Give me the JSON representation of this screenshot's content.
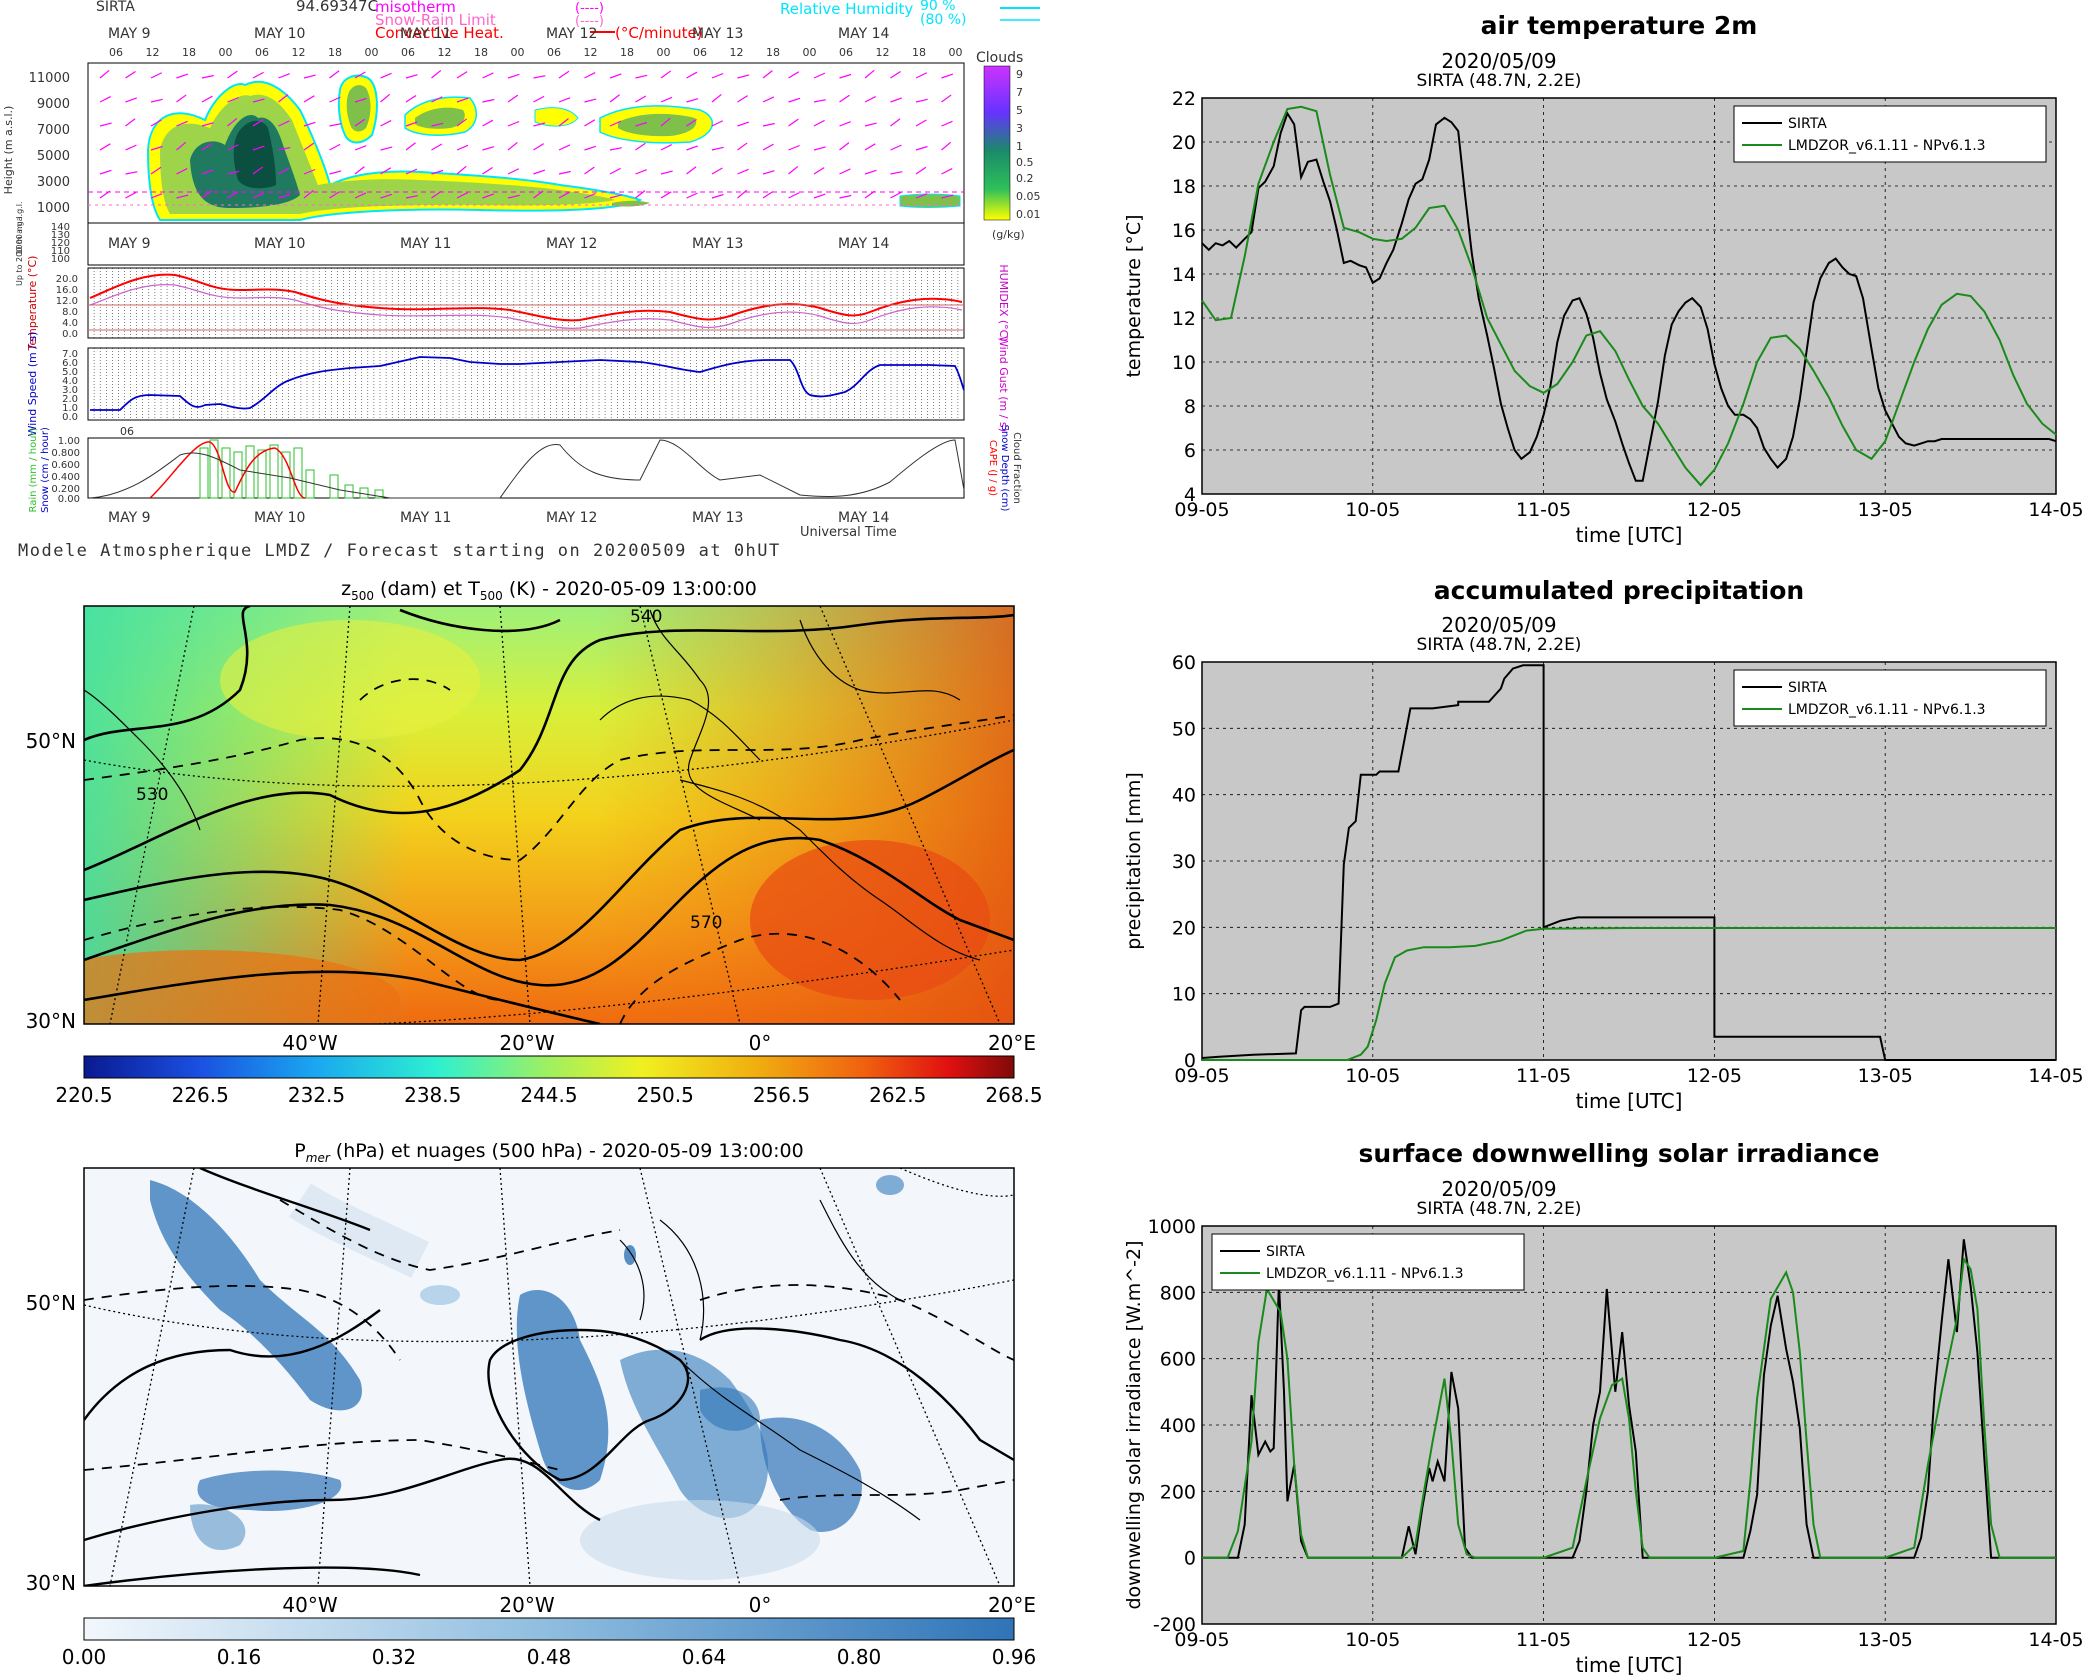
{
  "meteogram": {
    "station": "SIRTA",
    "value_header": "94.69347C",
    "legend_left": [
      {
        "label": "misotherm",
        "unit": "(----)",
        "color": "#ff00ff"
      },
      {
        "label": "Snow-Rain Limit",
        "unit": "(----)",
        "color": "#ff66cc"
      },
      {
        "label": "Convective Heat.",
        "unit": "(°C/minute)",
        "color": "#ff0000"
      }
    ],
    "legend_right": [
      {
        "label": "Relative Humidity",
        "value": "90 %",
        "color": "#00e5ff"
      },
      {
        "label": "",
        "value": "(80 %)",
        "color": "#00e5ff"
      }
    ],
    "day_labels": [
      "MAY  9",
      "MAY 10",
      "MAY 11",
      "MAY 12",
      "MAY 13",
      "MAY 14"
    ],
    "hour_labels": [
      "06",
      "12",
      "18",
      "00"
    ],
    "height_axis": {
      "label": "Height (m a.s.l.)",
      "ticks": [
        "11000",
        "9000",
        "7000",
        "5000",
        "3000",
        "1000"
      ],
      "sub_label": "1000 m a.g.l."
    },
    "low_axis": {
      "label": "Up to 200 m a.g.l.",
      "ticks": [
        "140",
        "130",
        "120",
        "110",
        "100"
      ]
    },
    "clouds_scale": {
      "title": "Clouds",
      "unit": "(g/kg)",
      "ticks": [
        "9",
        "7",
        "5",
        "3",
        "1",
        "0.5",
        "0.2",
        "0.05",
        "0.01"
      ]
    },
    "temp_panel": {
      "label": "Temperature (°C)",
      "right_label": "HUMIDEX (°C)",
      "ticks": [
        "20.0",
        "16.0",
        "12.0",
        "8.0",
        "4.0",
        "0.0"
      ]
    },
    "wind_panel": {
      "label": "Wind Speed (m / s)",
      "right_label": "Wind Gust (m / s)",
      "ticks": [
        "7.0",
        "6.0",
        "5.0",
        "4.0",
        "3.0",
        "2.0",
        "1.0",
        "0.0"
      ]
    },
    "rain_panel": {
      "label": "Rain (mm / hour)",
      "label2": "Snow (cm / hour)",
      "right_label": "CAPE (J / g)",
      "right_label2": "Snow Depth (cm)",
      "right_label3": "Cloud Fraction",
      "ticks": [
        "1.00",
        "0.800",
        "0.600",
        "0.400",
        "0.200",
        "0.00"
      ]
    },
    "x_title": "Universal Time",
    "footer": "Modele Atmospherique LMDZ / Forecast starting on 20200509 at 0hUT"
  },
  "map1": {
    "title_pre": "z",
    "title_sub1": "500",
    "title_mid": " (dam) et T",
    "title_sub2": "500",
    "title_post": " (K) - 2020-05-09 13:00:00",
    "lat_labels": [
      "50°N",
      "30°N"
    ],
    "lon_labels": [
      "40°W",
      "20°W",
      "0°",
      "20°E"
    ],
    "contour_labels": [
      "540",
      "530",
      "570"
    ],
    "colorbar_ticks": [
      "220.5",
      "226.5",
      "232.5",
      "238.5",
      "244.5",
      "250.5",
      "256.5",
      "262.5",
      "268.5"
    ]
  },
  "map2": {
    "title_pre": "P",
    "title_sub": "mer",
    "title_post": " (hPa) et nuages (500 hPa) - 2020-05-09 13:00:00",
    "lat_labels": [
      "50°N",
      "30°N"
    ],
    "lon_labels": [
      "40°W",
      "20°W",
      "0°",
      "20°E"
    ],
    "colorbar_ticks": [
      "0.00",
      "0.16",
      "0.32",
      "0.48",
      "0.64",
      "0.80",
      "0.96"
    ]
  },
  "colors": {
    "sirta": "#000000",
    "model": "#1a8a1a",
    "plot_bg": "#c8c8c8",
    "temp_line": "#ff0000",
    "wind_line": "#0000cc"
  },
  "chart_data": [
    {
      "type": "line",
      "title": "air temperature 2m",
      "date_line": "2020/05/09",
      "station_line": "SIRTA (48.7N, 2.2E)",
      "xlabel": "time [UTC]",
      "ylabel": "temperature [°C]",
      "x_ticks": [
        "09-05",
        "10-05",
        "11-05",
        "12-05",
        "13-05",
        "14-05"
      ],
      "y_ticks": [
        "4",
        "6",
        "8",
        "10",
        "12",
        "14",
        "16",
        "18",
        "20",
        "22"
      ],
      "xlim": [
        0,
        5
      ],
      "ylim": [
        4,
        22
      ],
      "grid": true,
      "legend_position": "top-right",
      "series": [
        {
          "name": "SIRTA",
          "x": [
            0,
            0.04,
            0.08,
            0.12,
            0.16,
            0.2,
            0.25,
            0.29,
            0.33,
            0.37,
            0.42,
            0.46,
            0.5,
            0.54,
            0.58,
            0.62,
            0.67,
            0.71,
            0.75,
            0.79,
            0.83,
            0.87,
            0.92,
            0.96,
            1,
            1.04,
            1.08,
            1.12,
            1.17,
            1.21,
            1.25,
            1.29,
            1.33,
            1.37,
            1.42,
            1.46,
            1.5,
            1.54,
            1.58,
            1.62,
            1.67,
            1.71,
            1.75,
            1.79,
            1.83,
            1.87,
            1.92,
            1.96,
            2,
            2.04,
            2.08,
            2.12,
            2.17,
            2.21,
            2.25,
            2.29,
            2.33,
            2.37,
            2.42,
            2.46,
            2.5,
            2.54,
            2.58,
            2.62,
            2.67,
            2.71,
            2.75,
            2.79,
            2.83,
            2.87,
            2.92,
            2.96,
            3,
            3.04,
            3.08,
            3.12,
            3.17,
            3.21,
            3.25,
            3.29,
            3.33,
            3.37,
            3.42,
            3.46,
            3.5,
            3.54,
            3.58,
            3.62,
            3.67,
            3.71,
            3.75,
            3.79,
            3.83,
            3.87,
            3.92,
            3.96,
            4,
            4.04,
            4.08,
            4.12,
            4.17,
            4.21,
            4.25,
            4.29,
            4.33,
            4.37,
            4.42,
            4.46,
            4.5,
            4.54,
            4.58,
            4.62,
            4.67,
            4.71,
            4.75,
            4.79,
            4.83,
            4.87,
            4.92,
            4.96,
            5
          ],
          "y": [
            15.4,
            15.1,
            15.4,
            15.3,
            15.5,
            15.2,
            15.6,
            15.9,
            17.9,
            18.2,
            18.9,
            20.4,
            21.3,
            20.8,
            18.4,
            19.1,
            19.2,
            18.2,
            17.3,
            16.0,
            14.5,
            14.6,
            14.4,
            14.3,
            13.6,
            13.8,
            14.5,
            15.1,
            16.3,
            17.4,
            18.1,
            18.3,
            19.2,
            20.8,
            21.1,
            20.9,
            20.5,
            17.6,
            14.9,
            12.9,
            11.2,
            9.7,
            8.1,
            7.0,
            6.0,
            5.6,
            5.9,
            6.6,
            7.6,
            8.9,
            10.9,
            12.1,
            12.8,
            12.9,
            12.2,
            11.1,
            9.5,
            8.3,
            7.3,
            6.3,
            5.4,
            4.6,
            4.6,
            6.2,
            8.2,
            10.3,
            11.7,
            12.3,
            12.7,
            12.9,
            12.5,
            11.5,
            9.9,
            8.8,
            8.0,
            7.6,
            7.6,
            7.4,
            7.0,
            6.1,
            5.6,
            5.2,
            5.6,
            6.6,
            8.3,
            10.5,
            12.7,
            13.8,
            14.5,
            14.7,
            14.3,
            14.0,
            13.9,
            12.9,
            10.6,
            8.8,
            7.8,
            7.2,
            6.6,
            6.3,
            6.2,
            6.3,
            6.4,
            6.4,
            6.5,
            6.5,
            6.5,
            6.5,
            6.5,
            6.5,
            6.5,
            6.5,
            6.5,
            6.5,
            6.5,
            6.5,
            6.5,
            6.5,
            6.5,
            6.5,
            6.4
          ]
        },
        {
          "name": "LMDZOR_v6.1.11 - NPv6.1.3",
          "x": [
            0,
            0.08,
            0.17,
            0.25,
            0.33,
            0.42,
            0.5,
            0.58,
            0.67,
            0.75,
            0.83,
            0.92,
            1,
            1.08,
            1.17,
            1.25,
            1.33,
            1.42,
            1.5,
            1.58,
            1.67,
            1.75,
            1.83,
            1.92,
            2,
            2.08,
            2.17,
            2.25,
            2.33,
            2.42,
            2.5,
            2.58,
            2.67,
            2.75,
            2.83,
            2.92,
            3,
            3.08,
            3.17,
            3.25,
            3.33,
            3.42,
            3.5,
            3.58,
            3.67,
            3.75,
            3.83,
            3.92,
            4,
            4.08,
            4.17,
            4.25,
            4.33,
            4.42,
            4.5,
            4.58,
            4.67,
            4.75,
            4.83,
            4.92,
            5
          ],
          "y": [
            12.8,
            11.9,
            12.0,
            14.8,
            18.1,
            20.0,
            21.5,
            21.6,
            21.4,
            18.5,
            16.1,
            15.9,
            15.6,
            15.5,
            15.6,
            16.1,
            17.0,
            17.1,
            16.0,
            14.3,
            12.0,
            10.8,
            9.6,
            8.9,
            8.6,
            9.0,
            10.0,
            11.2,
            11.4,
            10.5,
            9.2,
            8.0,
            7.2,
            6.2,
            5.2,
            4.4,
            5.1,
            6.3,
            8.1,
            10.0,
            11.1,
            11.2,
            10.6,
            9.6,
            8.4,
            7.1,
            6.0,
            5.6,
            6.4,
            8.1,
            10.0,
            11.5,
            12.6,
            13.1,
            13.0,
            12.3,
            11.0,
            9.4,
            8.1,
            7.2,
            6.7
          ]
        }
      ]
    },
    {
      "type": "line",
      "title": "accumulated precipitation",
      "date_line": "2020/05/09",
      "station_line": "SIRTA (48.7N, 2.2E)",
      "xlabel": "time [UTC]",
      "ylabel": "precipitation [mm]",
      "x_ticks": [
        "09-05",
        "10-05",
        "11-05",
        "12-05",
        "13-05",
        "14-05"
      ],
      "y_ticks": [
        "0",
        "10",
        "20",
        "30",
        "40",
        "50",
        "60"
      ],
      "xlim": [
        0,
        5
      ],
      "ylim": [
        0,
        60
      ],
      "grid": true,
      "legend_position": "top-right",
      "series": [
        {
          "name": "SIRTA",
          "x": [
            0,
            0.1,
            0.3,
            0.55,
            0.58,
            0.6,
            0.75,
            0.8,
            0.83,
            0.86,
            0.9,
            0.93,
            0.96,
            1.02,
            1.04,
            1.08,
            1.15,
            1.22,
            1.23,
            1.35,
            1.5,
            1.5,
            1.68,
            1.75,
            1.77,
            1.82,
            1.88,
            2.0,
            2.0,
            2.1,
            2.2,
            2.35,
            2.55,
            3.0,
            3.0,
            3.1,
            3.97,
            3.97,
            4.0,
            5
          ],
          "y": [
            0.3,
            0.5,
            0.8,
            1.0,
            7.5,
            8.0,
            8.0,
            8.5,
            29.5,
            35.0,
            36.0,
            43.0,
            43.0,
            43.0,
            43.5,
            43.5,
            43.5,
            53.0,
            53.0,
            53.0,
            53.5,
            54.0,
            54.0,
            56.0,
            57.5,
            59.0,
            59.5,
            59.5,
            20.0,
            21.0,
            21.5,
            21.5,
            21.5,
            21.5,
            3.5,
            3.5,
            3.5,
            3.5,
            0.0,
            0.0
          ]
        },
        {
          "name": "LMDZOR_v6.1.11 - NPv6.1.3",
          "x": [
            0,
            0.75,
            0.85,
            0.93,
            0.97,
            1.02,
            1.07,
            1.13,
            1.2,
            1.3,
            1.45,
            1.6,
            1.75,
            1.9,
            2.0,
            2.5,
            3.0,
            4.0,
            5
          ],
          "y": [
            0,
            0,
            0,
            0.8,
            2.0,
            6.0,
            11.5,
            15.5,
            16.5,
            17.0,
            17.0,
            17.2,
            18.0,
            19.5,
            19.8,
            19.9,
            19.9,
            19.9,
            19.9
          ]
        }
      ]
    },
    {
      "type": "line",
      "title": "surface downwelling solar irradiance",
      "date_line": "2020/05/09",
      "station_line": "SIRTA (48.7N, 2.2E)",
      "xlabel": "time [UTC]",
      "ylabel": "downwelling solar irradiance [W.m^-2]",
      "x_ticks": [
        "09-05",
        "10-05",
        "11-05",
        "12-05",
        "13-05",
        "14-05"
      ],
      "y_ticks": [
        "-200",
        "0",
        "200",
        "400",
        "600",
        "800",
        "1000"
      ],
      "xlim": [
        0,
        5
      ],
      "ylim": [
        -200,
        1000
      ],
      "grid": true,
      "legend_position": "top-left",
      "series": [
        {
          "name": "SIRTA",
          "x": [
            0,
            0.15,
            0.21,
            0.25,
            0.29,
            0.33,
            0.37,
            0.4,
            0.42,
            0.45,
            0.48,
            0.5,
            0.54,
            0.58,
            0.62,
            0.67,
            0.71,
            0.75,
            0.8,
            1.0,
            1.17,
            1.21,
            1.25,
            1.29,
            1.33,
            1.35,
            1.38,
            1.42,
            1.46,
            1.5,
            1.54,
            1.58,
            1.62,
            1.67,
            1.71,
            1.75,
            1.8,
            2.0,
            2.17,
            2.21,
            2.25,
            2.29,
            2.33,
            2.37,
            2.42,
            2.46,
            2.5,
            2.54,
            2.58,
            2.62,
            2.67,
            2.71,
            2.75,
            2.8,
            3.0,
            3.17,
            3.21,
            3.25,
            3.29,
            3.33,
            3.37,
            3.42,
            3.46,
            3.5,
            3.54,
            3.58,
            3.62,
            3.67,
            3.71,
            3.75,
            3.8,
            4.0,
            4.17,
            4.21,
            4.25,
            4.29,
            4.33,
            4.37,
            4.42,
            4.46,
            4.5,
            4.54,
            4.58,
            4.62,
            4.67,
            4.71,
            4.75,
            4.8,
            5
          ],
          "y": [
            0,
            0,
            0,
            100,
            490,
            310,
            350,
            320,
            330,
            830,
            500,
            170,
            280,
            50,
            0,
            0,
            0,
            0,
            0,
            0,
            0,
            95,
            10,
            150,
            270,
            230,
            290,
            230,
            560,
            450,
            30,
            0,
            0,
            0,
            0,
            0,
            0,
            0,
            0,
            50,
            200,
            400,
            500,
            810,
            500,
            680,
            460,
            320,
            0,
            0,
            0,
            0,
            0,
            0,
            0,
            0,
            80,
            190,
            550,
            700,
            790,
            630,
            530,
            390,
            100,
            0,
            0,
            0,
            0,
            0,
            0,
            0,
            0,
            60,
            200,
            500,
            710,
            900,
            680,
            960,
            820,
            620,
            300,
            0,
            0,
            0,
            0,
            0,
            0
          ]
        },
        {
          "name": "LMDZOR_v6.1.11 - NPv6.1.3",
          "x": [
            0,
            0.15,
            0.21,
            0.29,
            0.33,
            0.38,
            0.46,
            0.5,
            0.54,
            0.58,
            0.62,
            0.67,
            0.75,
            1.17,
            1.25,
            1.3,
            1.35,
            1.42,
            1.46,
            1.5,
            1.55,
            1.6,
            1.67,
            2.0,
            2.17,
            2.25,
            2.33,
            2.4,
            2.46,
            2.5,
            2.54,
            2.58,
            2.62,
            2.67,
            3.0,
            3.17,
            3.21,
            3.25,
            3.33,
            3.42,
            3.46,
            3.5,
            3.54,
            3.58,
            3.62,
            3.67,
            4.0,
            4.17,
            4.25,
            4.33,
            4.42,
            4.46,
            4.5,
            4.54,
            4.58,
            4.62,
            4.67,
            5
          ],
          "y": [
            0,
            0,
            80,
            350,
            650,
            810,
            740,
            600,
            280,
            70,
            0,
            0,
            0,
            0,
            40,
            200,
            350,
            540,
            350,
            100,
            10,
            0,
            0,
            0,
            30,
            230,
            420,
            520,
            540,
            420,
            200,
            30,
            0,
            0,
            0,
            20,
            230,
            480,
            780,
            860,
            800,
            620,
            350,
            100,
            0,
            0,
            0,
            30,
            280,
            500,
            720,
            900,
            870,
            750,
            400,
            100,
            0,
            0
          ]
        }
      ]
    }
  ]
}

> [Prompt]: Tally the lines of the listing in which the word "ylabel" occurs, and state the total alone.

> [The result]: 3